## [AIM OF THE TASK]
Print every record below exactly as written.

|---|

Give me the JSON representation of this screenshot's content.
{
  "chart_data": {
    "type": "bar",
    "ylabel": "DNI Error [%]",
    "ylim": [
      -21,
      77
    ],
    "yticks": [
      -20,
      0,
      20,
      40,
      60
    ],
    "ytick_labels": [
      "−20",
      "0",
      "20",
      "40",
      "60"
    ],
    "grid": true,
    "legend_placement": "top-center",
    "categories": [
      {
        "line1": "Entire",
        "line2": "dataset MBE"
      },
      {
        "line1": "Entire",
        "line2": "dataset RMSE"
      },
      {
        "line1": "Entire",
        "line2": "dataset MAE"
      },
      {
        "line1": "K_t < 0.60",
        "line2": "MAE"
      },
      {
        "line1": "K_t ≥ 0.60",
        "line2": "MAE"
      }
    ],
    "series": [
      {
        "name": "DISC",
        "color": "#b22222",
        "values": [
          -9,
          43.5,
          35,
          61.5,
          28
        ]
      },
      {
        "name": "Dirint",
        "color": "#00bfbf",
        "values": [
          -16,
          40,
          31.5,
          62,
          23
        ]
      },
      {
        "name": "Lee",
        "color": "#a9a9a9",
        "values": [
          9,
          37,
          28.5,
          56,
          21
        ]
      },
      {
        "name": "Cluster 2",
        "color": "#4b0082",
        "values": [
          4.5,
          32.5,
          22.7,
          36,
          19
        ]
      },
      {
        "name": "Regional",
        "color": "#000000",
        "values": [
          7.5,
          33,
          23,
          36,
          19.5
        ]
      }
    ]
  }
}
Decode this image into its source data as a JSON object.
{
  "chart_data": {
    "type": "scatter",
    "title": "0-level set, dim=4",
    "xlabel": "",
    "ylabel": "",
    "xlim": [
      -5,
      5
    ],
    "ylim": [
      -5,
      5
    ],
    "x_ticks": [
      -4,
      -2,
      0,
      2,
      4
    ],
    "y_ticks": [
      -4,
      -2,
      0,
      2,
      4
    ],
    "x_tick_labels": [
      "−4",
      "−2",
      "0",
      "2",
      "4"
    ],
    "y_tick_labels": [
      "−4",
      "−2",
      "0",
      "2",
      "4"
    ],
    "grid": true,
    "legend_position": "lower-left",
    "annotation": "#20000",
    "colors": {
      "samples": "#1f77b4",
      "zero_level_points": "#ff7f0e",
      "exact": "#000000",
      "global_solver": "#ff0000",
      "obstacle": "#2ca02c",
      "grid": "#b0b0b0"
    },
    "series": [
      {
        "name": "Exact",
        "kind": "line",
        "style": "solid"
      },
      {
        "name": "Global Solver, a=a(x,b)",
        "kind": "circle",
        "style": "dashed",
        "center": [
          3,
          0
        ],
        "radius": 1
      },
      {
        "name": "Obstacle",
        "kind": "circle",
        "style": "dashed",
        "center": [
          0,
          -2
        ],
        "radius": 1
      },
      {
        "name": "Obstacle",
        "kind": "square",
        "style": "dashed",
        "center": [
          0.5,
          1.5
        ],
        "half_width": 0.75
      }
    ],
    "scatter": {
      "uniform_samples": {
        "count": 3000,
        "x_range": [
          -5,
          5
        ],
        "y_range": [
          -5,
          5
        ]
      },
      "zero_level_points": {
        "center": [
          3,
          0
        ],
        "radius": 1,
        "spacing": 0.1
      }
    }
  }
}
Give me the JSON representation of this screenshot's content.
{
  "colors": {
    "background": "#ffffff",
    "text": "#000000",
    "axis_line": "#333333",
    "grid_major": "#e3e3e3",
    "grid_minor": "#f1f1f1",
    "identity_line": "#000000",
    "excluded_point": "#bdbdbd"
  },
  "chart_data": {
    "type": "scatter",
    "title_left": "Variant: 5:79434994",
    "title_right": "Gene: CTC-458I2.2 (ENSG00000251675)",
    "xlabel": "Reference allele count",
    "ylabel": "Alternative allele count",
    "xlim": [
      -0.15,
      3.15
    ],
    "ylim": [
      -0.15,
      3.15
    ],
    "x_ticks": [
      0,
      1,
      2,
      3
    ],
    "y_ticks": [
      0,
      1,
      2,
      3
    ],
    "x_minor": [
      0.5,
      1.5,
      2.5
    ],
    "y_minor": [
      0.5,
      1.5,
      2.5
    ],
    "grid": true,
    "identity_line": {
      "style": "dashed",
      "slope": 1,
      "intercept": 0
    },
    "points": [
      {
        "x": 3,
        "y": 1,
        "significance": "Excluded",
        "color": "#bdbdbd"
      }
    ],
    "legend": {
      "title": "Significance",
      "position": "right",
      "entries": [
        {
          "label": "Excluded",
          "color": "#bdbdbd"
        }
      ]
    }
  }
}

|---|

## [PROBLEM SOLUTION]
Give me the JSON representation of this screenshot's content.
{
  "chart_data": {
    "type": "bar",
    "ylabel": "DNI Error [%]",
    "ylim": [
      -21,
      77
    ],
    "yticks": [
      -20,
      0,
      20,
      40,
      60
    ],
    "ytick_labels": [
      "−20",
      "0",
      "20",
      "40",
      "60"
    ],
    "grid": true,
    "legend_placement": "top-center",
    "categories": [
      {
        "line1": "Entire",
        "line2": "dataset MBE"
      },
      {
        "line1": "Entire",
        "line2": "dataset RMSE"
      },
      {
        "line1": "Entire",
        "line2": "dataset MAE"
      },
      {
        "line1": "K_t < 0.60",
        "line2": "MAE"
      },
      {
        "line1": "K_t ≥ 0.60",
        "line2": "MAE"
      }
    ],
    "series": [
      {
        "name": "DISC",
        "color": "#b22222",
        "values": [
          -9,
          43.5,
          35,
          61.5,
          28
        ]
      },
      {
        "name": "Dirint",
        "color": "#00bfbf",
        "values": [
          -16,
          40,
          31.5,
          62,
          23
        ]
      },
      {
        "name": "Lee",
        "color": "#a9a9a9",
        "values": [
          9,
          37,
          28.5,
          56,
          21
        ]
      },
      {
        "name": "Cluster 2",
        "color": "#4b0082",
        "values": [
          4.5,
          32.5,
          22.7,
          36,
          19
        ]
      },
      {
        "name": "Regional",
        "color": "#000000",
        "values": [
          7.5,
          33,
          23,
          36,
          19.5
        ]
      }
    ]
  }
}
Decode this image into its source data as a JSON object.
{
  "chart_data": {
    "type": "scatter",
    "title": "0-level set, dim=4",
    "xlabel": "",
    "ylabel": "",
    "xlim": [
      -5,
      5
    ],
    "ylim": [
      -5,
      5
    ],
    "x_ticks": [
      -4,
      -2,
      0,
      2,
      4
    ],
    "y_ticks": [
      -4,
      -2,
      0,
      2,
      4
    ],
    "x_tick_labels": [
      "−4",
      "−2",
      "0",
      "2",
      "4"
    ],
    "y_tick_labels": [
      "−4",
      "−2",
      "0",
      "2",
      "4"
    ],
    "grid": true,
    "legend_position": "lower-left",
    "annotation": "#20000",
    "colors": {
      "samples": "#1f77b4",
      "zero_level_points": "#ff7f0e",
      "exact": "#000000",
      "global_solver": "#ff0000",
      "obstacle": "#2ca02c",
      "grid": "#b0b0b0"
    },
    "series": [
      {
        "name": "Exact",
        "kind": "line",
        "style": "solid"
      },
      {
        "name": "Global Solver, a=a(x,b)",
        "kind": "circle",
        "style": "dashed",
        "center": [
          3,
          0
        ],
        "radius": 1
      },
      {
        "name": "Obstacle",
        "kind": "circle",
        "style": "dashed",
        "center": [
          0,
          -2
        ],
        "radius": 1
      },
      {
        "name": "Obstacle",
        "kind": "square",
        "style": "dashed",
        "center": [
          0.5,
          1.5
        ],
        "half_width": 0.75
      }
    ],
    "scatter": {
      "uniform_samples": {
        "count": 3000,
        "x_range": [
          -5,
          5
        ],
        "y_range": [
          -5,
          5
        ]
      },
      "zero_level_points": {
        "center": [
          3,
          0
        ],
        "radius": 1,
        "spacing": 0.1
      }
    }
  }
}
Give me the JSON representation of this screenshot's content.
{
  "colors": {
    "background": "#ffffff",
    "text": "#000000",
    "axis_line": "#333333",
    "grid_major": "#e3e3e3",
    "grid_minor": "#f1f1f1",
    "identity_line": "#000000",
    "excluded_point": "#bdbdbd"
  },
  "chart_data": {
    "type": "scatter",
    "title_left": "Variant: 5:79434994",
    "title_right": "Gene: CTC-458I2.2 (ENSG00000251675)",
    "xlabel": "Reference allele count",
    "ylabel": "Alternative allele count",
    "xlim": [
      -0.15,
      3.15
    ],
    "ylim": [
      -0.15,
      3.15
    ],
    "x_ticks": [
      0,
      1,
      2,
      3
    ],
    "y_ticks": [
      0,
      1,
      2,
      3
    ],
    "x_minor": [
      0.5,
      1.5,
      2.5
    ],
    "y_minor": [
      0.5,
      1.5,
      2.5
    ],
    "grid": true,
    "identity_line": {
      "style": "dashed",
      "slope": 1,
      "intercept": 0
    },
    "points": [
      {
        "x": 3,
        "y": 1,
        "significance": "Excluded",
        "color": "#bdbdbd"
      }
    ],
    "legend": {
      "title": "Significance",
      "position": "right",
      "entries": [
        {
          "label": "Excluded",
          "color": "#bdbdbd"
        }
      ]
    }
  }
}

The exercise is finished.